General characteristics
- Class & type: Ulsan-class frigate
- Displacement: 1,500 tonnes (1,476 long tons) light; 2,215 tonnes (2,180 long tons) full load;
- Length: 103.7 m (340 ft 3 in)
- Beam: 12.5 m (41 ft 0 in)
- Draught: 3.8 m (12 ft 6 in)
- Propulsion: CODOG; 2 x General Electric LM-2500; 2 x MTU 12V 956 TB82;
- Speed: 34 knots (63 km/h; 39 mph)
- Range: 8,000 nmi (15,000 km; 9,200 mi) at 16 knots (30 km/h; 18 mph)
- Complement: 186 (16 officers)

· · ·

*Work instruction A*: List every characteristic in the Ulsan-class frigate specifications that is given in meters, with its metric value.
*Work instruction B*: Copy everything in the Ulsan-class frigate specifications from "- Propulsion: CODOG;" down to "km/h; 18 mph)".
*Work instruction C*: Extend the Ulsan-class frigate specifications with further entries in the same format, starting after the last line shown.

· · ·

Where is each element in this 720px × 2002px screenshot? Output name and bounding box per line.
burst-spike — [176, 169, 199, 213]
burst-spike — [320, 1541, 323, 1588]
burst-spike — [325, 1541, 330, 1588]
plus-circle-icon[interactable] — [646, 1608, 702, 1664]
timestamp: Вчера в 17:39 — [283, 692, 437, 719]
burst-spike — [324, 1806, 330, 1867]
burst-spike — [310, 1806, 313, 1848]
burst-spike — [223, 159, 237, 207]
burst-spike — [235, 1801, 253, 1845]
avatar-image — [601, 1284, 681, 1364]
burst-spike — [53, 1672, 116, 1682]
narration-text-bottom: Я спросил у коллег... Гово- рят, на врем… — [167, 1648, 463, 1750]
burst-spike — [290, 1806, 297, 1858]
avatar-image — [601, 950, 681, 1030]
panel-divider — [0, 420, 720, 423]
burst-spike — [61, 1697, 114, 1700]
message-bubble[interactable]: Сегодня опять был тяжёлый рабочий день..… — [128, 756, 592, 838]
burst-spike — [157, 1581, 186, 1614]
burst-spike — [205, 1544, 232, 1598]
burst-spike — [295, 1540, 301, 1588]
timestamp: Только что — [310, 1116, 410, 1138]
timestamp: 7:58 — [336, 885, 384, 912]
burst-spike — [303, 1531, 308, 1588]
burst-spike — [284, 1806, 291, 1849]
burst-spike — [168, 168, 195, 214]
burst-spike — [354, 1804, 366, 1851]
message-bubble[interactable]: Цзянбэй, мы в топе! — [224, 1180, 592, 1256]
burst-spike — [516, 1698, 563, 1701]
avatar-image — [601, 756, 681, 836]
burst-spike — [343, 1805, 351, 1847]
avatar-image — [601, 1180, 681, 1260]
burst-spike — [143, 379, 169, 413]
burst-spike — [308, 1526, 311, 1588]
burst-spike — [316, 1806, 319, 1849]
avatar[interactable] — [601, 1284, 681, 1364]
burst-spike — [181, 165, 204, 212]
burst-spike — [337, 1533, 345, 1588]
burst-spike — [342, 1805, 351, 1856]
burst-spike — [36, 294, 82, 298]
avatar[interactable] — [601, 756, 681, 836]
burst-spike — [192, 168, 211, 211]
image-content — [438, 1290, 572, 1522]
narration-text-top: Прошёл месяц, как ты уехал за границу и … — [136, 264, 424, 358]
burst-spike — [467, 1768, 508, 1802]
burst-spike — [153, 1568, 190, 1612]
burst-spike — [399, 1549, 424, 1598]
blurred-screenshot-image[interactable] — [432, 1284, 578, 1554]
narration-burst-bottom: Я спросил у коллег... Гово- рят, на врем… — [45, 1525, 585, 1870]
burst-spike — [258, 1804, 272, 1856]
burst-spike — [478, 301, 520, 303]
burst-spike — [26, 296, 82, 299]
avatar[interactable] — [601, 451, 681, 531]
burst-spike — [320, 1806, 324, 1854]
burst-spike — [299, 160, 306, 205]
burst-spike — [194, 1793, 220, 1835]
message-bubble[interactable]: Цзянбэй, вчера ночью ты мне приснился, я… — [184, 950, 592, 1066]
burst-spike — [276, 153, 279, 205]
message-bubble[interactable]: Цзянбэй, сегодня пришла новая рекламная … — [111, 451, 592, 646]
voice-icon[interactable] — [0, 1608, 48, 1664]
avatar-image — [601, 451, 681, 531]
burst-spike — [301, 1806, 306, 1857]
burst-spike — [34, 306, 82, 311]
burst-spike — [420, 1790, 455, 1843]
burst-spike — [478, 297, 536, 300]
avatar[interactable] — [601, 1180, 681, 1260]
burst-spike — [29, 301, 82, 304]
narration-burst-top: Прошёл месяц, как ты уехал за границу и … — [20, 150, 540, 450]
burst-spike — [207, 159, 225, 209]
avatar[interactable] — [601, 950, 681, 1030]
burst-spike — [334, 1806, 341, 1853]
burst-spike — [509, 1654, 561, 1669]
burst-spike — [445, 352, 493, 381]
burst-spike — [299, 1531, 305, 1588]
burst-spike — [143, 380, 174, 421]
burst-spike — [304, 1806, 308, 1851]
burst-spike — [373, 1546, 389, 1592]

· · ·

*Answer space A*:
Length: 103.7 m
Beam: 12.5 m
Draught: 3.8 m

*Answer space B*:
- Propulsion: CODOG; 2 x General Electric LM-2500; 2 x MTU 12V 956 TB82;
- Speed: 34 knots (63 km/h; 39 mph)
- Range: 8,000 nmi (15,000 km; 9,200 mi) at 16 knots (30 km/h; 18 mph)

*Answer space C*:
- Sensors & processing systems: Signaal DA-08 air surveillance radar; AN/SPS-10C navigation radar; ST-1802 fire control radar; Signaal PHS-32 hull-mounted sonar; TB-261K towed sonar;
- Electronic warfare & decoys: ULQ-11K ESM/ECM suite; 2 x Mark 36 SRBOC 6-tubed chaff/flare launcher; 2 x 15-tube SLQ-261 torpedo acoustic countermeasures;
- Armament: 2 × Otobreda 76 mm (3 in)/62 cal. gun; 4 × Emerson EMERLEC 30 twin-barrel turret for two Oerlikon 30mm L/75 KCB cannons; 2 × Mk.32 SVTT 324 mm (12.8 in) triple-tube torpedo launchers for Chung Sang Eo torpedoes ; 8 × Harpoon Block 1C (2 quadruple launchers) anti-ship cruise missiles;

= ROKS Seoul (FF-952) =

Ulsan-class frigate

ROKS Seoul (FF-952) is the second ship of the Ulsan-class frigate in the Republic of Korea Navy. She is named after the city, Seoul.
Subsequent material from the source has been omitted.